### Given instruction
Pictures do not belong in the copy; transcribe everything else in the records exactly.

### Material supplied
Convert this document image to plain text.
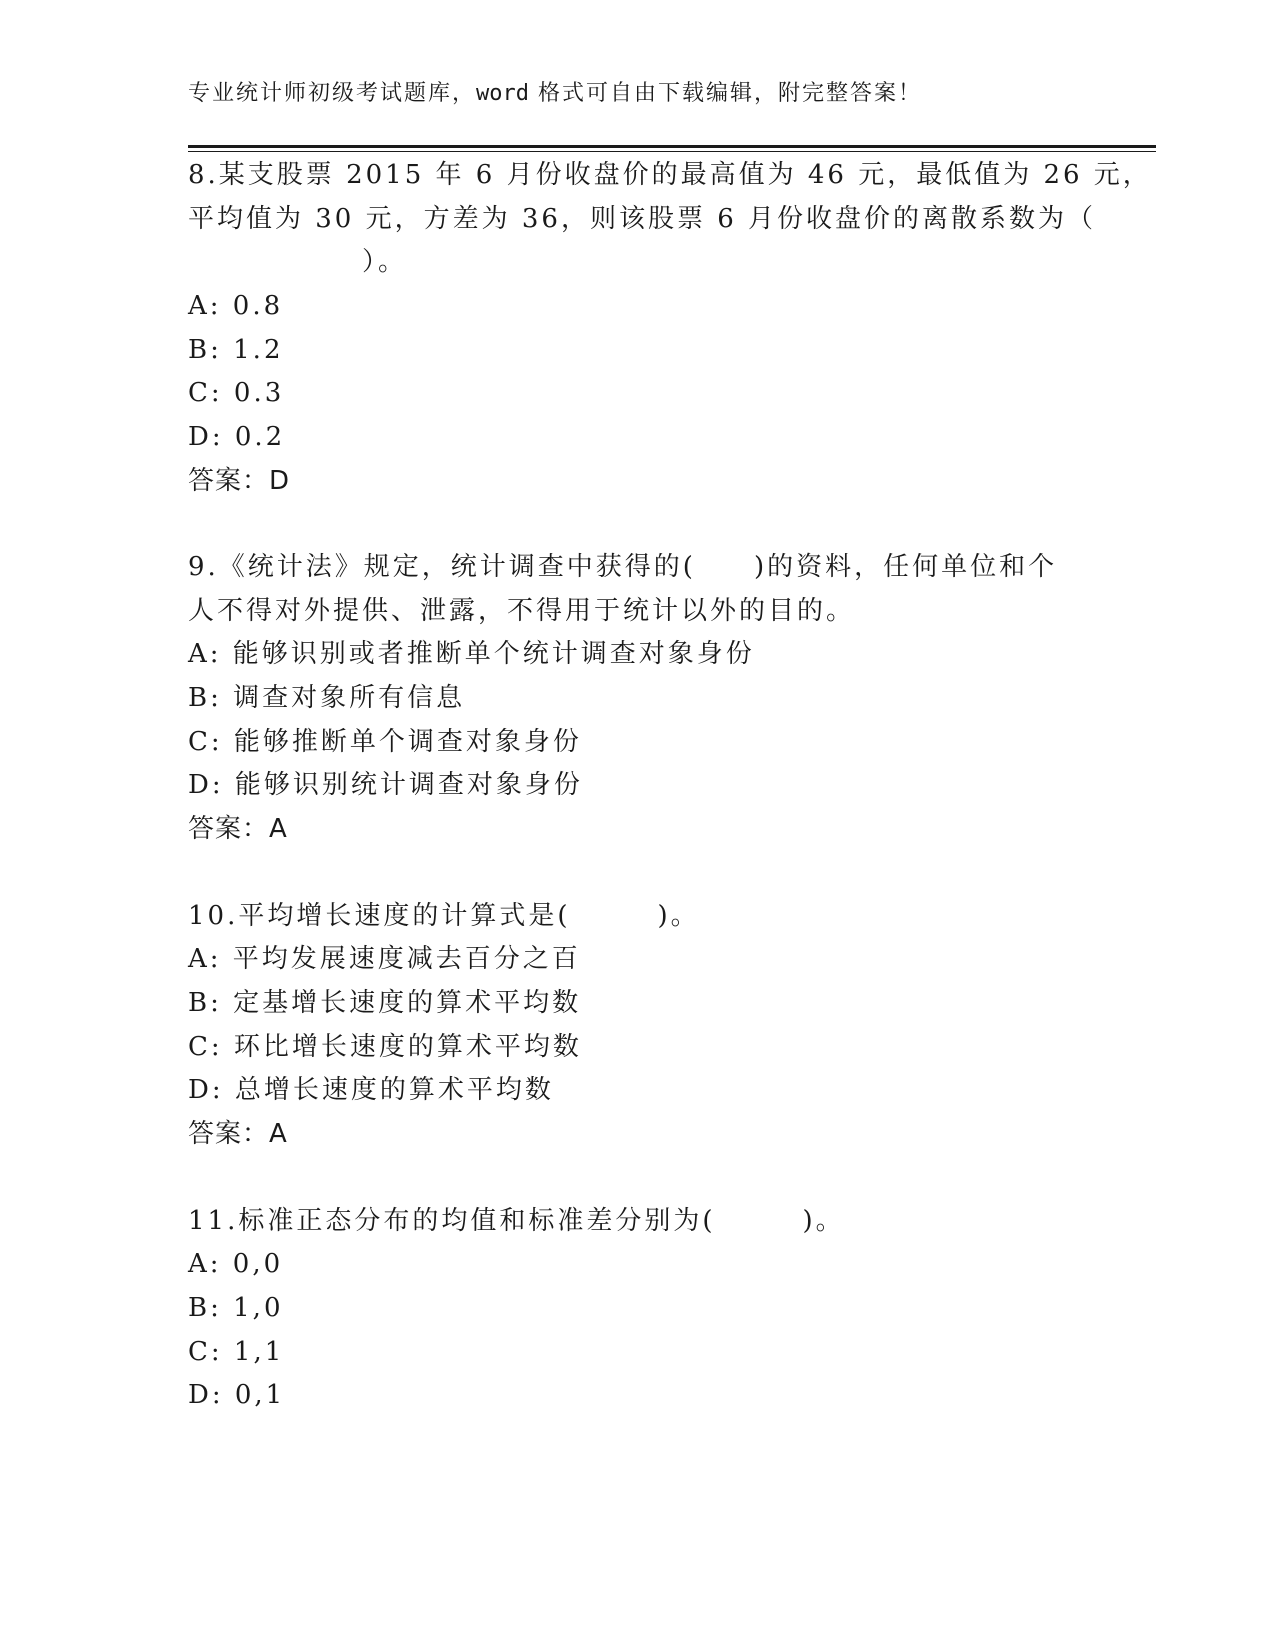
专业统计师初级考试题库，word 格式可自由下载编辑，附完整答案！
8.某支股票 2015 年 6 月份收盘价的最高值为 46 元，最低值为 26 元，
平均值为 30 元，方差为 36，则该股票 6 月份收盘价的离散系数为（
　　　　　　）。
A: 0.8
B: 1.2
C: 0.3
D: 0.2
答案：D
9.《统计法》规定，统计调查中获得的(　　)的资料，任何单位和个
人不得对外提供、泄露，不得用于统计以外的目的。
A: 能够识别或者推断单个统计调查对象身份
B: 调查对象所有信息
C: 能够推断单个调查对象身份
D: 能够识别统计调查对象身份
答案：A
10.平均增长速度的计算式是(　　　)。
A: 平均发展速度减去百分之百
B: 定基增长速度的算术平均数
C: 环比增长速度的算术平均数
D: 总增长速度的算术平均数
答案：A
11.标准正态分布的均值和标准差分别为(　　　)。
A: 0,0
B: 1,0
C: 1,1
D: 0,1
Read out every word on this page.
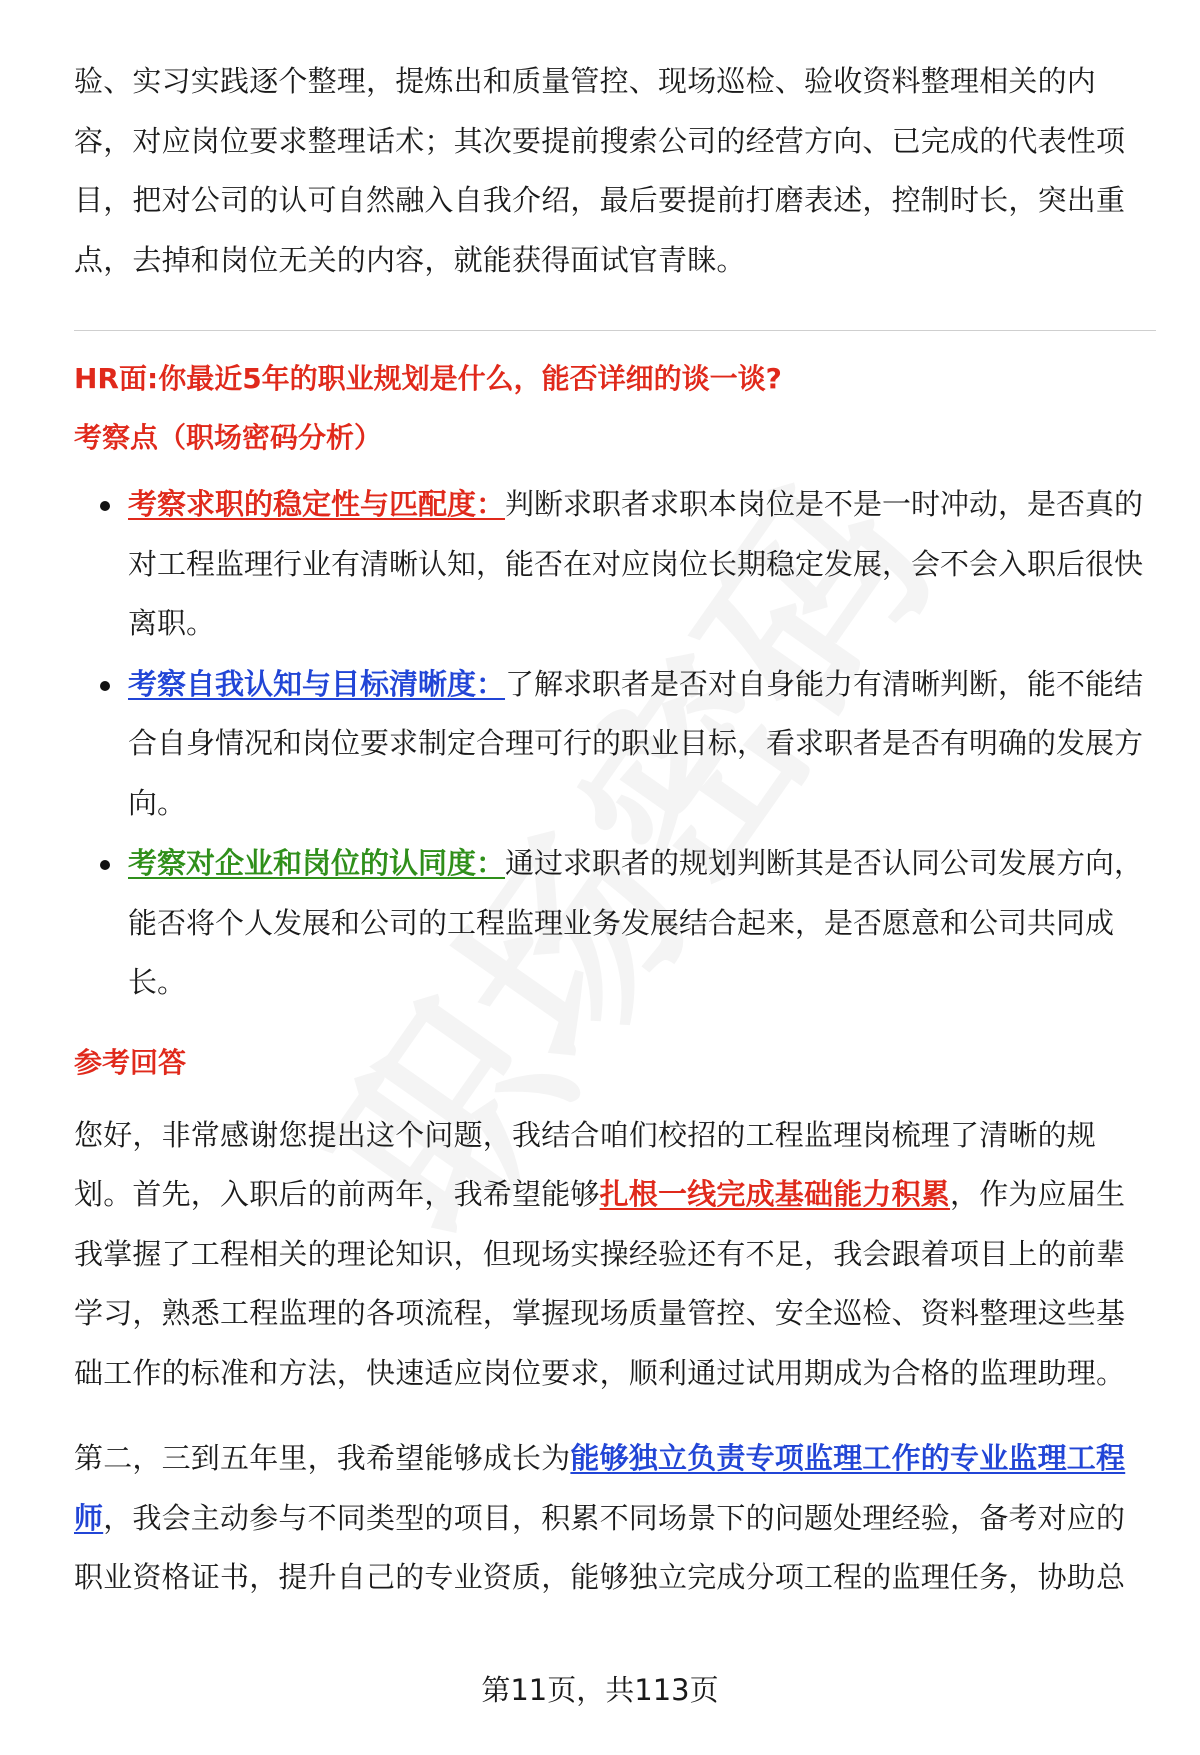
验、实习实践逐个整理，提炼出和质量管控、现场巡检、验收资料整理相关的内容，对应岗位要求整理话术；其次要提前搜索公司的经营方向、已完成的代表性项目，把对公司的认可自然融入自我介绍，最后要提前打磨表述，控制时长，突出重点，去掉和岗位无关的内容，就能获得面试官青睐。

HR面:你最近5年的职业规划是什么，能否详细的谈一谈?

考察点（职场密码分析）

考察求职的稳定性与匹配度：判断求职者求职本岗位是不是一时冲动，是否真的对工程监理行业有清晰认知，能否在对应岗位长期稳定发展，会不会入职后很快离职。
考察自我认知与目标清晰度：了解求职者是否对自身能力有清晰判断，能不能结合自身情况和岗位要求制定合理可行的职业目标，看求职者是否有明确的发展方向。
考察对企业和岗位的认同度：通过求职者的规划判断其是否认同公司发展方向，能否将个人发展和公司的工程监理业务发展结合起来，是否愿意和公司共同成长。

参考回答

您好，非常感谢您提出这个问题，我结合咱们校招的工程监理岗梳理了清晰的规划。首先，入职后的前两年，我希望能够扎根一线完成基础能力积累，作为应届生我掌握了工程相关的理论知识，但现场实操经验还有不足，我会跟着项目上的前辈学习，熟悉工程监理的各项流程，掌握现场质量管控、安全巡检、资料整理这些基础工作的标准和方法，快速适应岗位要求，顺利通过试用期成为合格的监理助理。

第二，三到五年里，我希望能够成长为能够独立负责专项监理工作的专业监理工程师，我会主动参与不同类型的项目，积累不同场景下的问题处理经验，备考对应的职业资格证书，提升自己的专业资质，能够独立完成分项工程的监理任务，协助总

第11页，共113页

### Answer for the task
Convert this document image to plain text.
专业统计师初级考试题库，word 格式可自由下载编辑，附完整答案！
8.某支股票 2015 年 6 月份收盘价的最高值为 46 元，最低值为 26 元，
平均值为 30 元，方差为 36，则该股票 6 月份收盘价的离散系数为（
　　　　　　）。
A: 0.8
B: 1.2
C: 0.3
D: 0.2
答案：D
9.《统计法》规定，统计调查中获得的(　　)的资料，任何单位和个
人不得对外提供、泄露，不得用于统计以外的目的。
A: 能够识别或者推断单个统计调查对象身份
B: 调查对象所有信息
C: 能够推断单个调查对象身份
D: 能够识别统计调查对象身份
答案：A
10.平均增长速度的计算式是(　　　)。
A: 平均发展速度减去百分之百
B: 定基增长速度的算术平均数
C: 环比增长速度的算术平均数
D: 总增长速度的算术平均数
答案：A
11.标准正态分布的均值和标准差分别为(　　　)。
A: 0,0
B: 1,0
C: 1,1
D: 0,1
Read out every word on this page.
验、实习实践逐个整理，提炼出和质量管控、现场巡检、验收资料整理相关的内容，对应岗位要求整理话术；其次要提前搜索公司的经营方向、已完成的代表性项目，把对公司的认可自然融入自我介绍，最后要提前打磨表述，控制时长，突出重点，去掉和岗位无关的内容，就能获得面试官青睐。

HR面:你最近5年的职业规划是什么，能否详细的谈一谈?

考察点（职场密码分析）

考察求职的稳定性与匹配度：判断求职者求职本岗位是不是一时冲动，是否真的对工程监理行业有清晰认知，能否在对应岗位长期稳定发展，会不会入职后很快离职。
考察自我认知与目标清晰度：了解求职者是否对自身能力有清晰判断，能不能结合自身情况和岗位要求制定合理可行的职业目标，看求职者是否有明确的发展方向。
考察对企业和岗位的认同度：通过求职者的规划判断其是否认同公司发展方向，能否将个人发展和公司的工程监理业务发展结合起来，是否愿意和公司共同成长。

参考回答

您好，非常感谢您提出这个问题，我结合咱们校招的工程监理岗梳理了清晰的规划。首先，入职后的前两年，我希望能够扎根一线完成基础能力积累，作为应届生我掌握了工程相关的理论知识，但现场实操经验还有不足，我会跟着项目上的前辈学习，熟悉工程监理的各项流程，掌握现场质量管控、安全巡检、资料整理这些基础工作的标准和方法，快速适应岗位要求，顺利通过试用期成为合格的监理助理。

第二，三到五年里，我希望能够成长为能够独立负责专项监理工作的专业监理工程师，我会主动参与不同类型的项目，积累不同场景下的问题处理经验，备考对应的职业资格证书，提升自己的专业资质，能够独立完成分项工程的监理任务，协助总

第11页，共113页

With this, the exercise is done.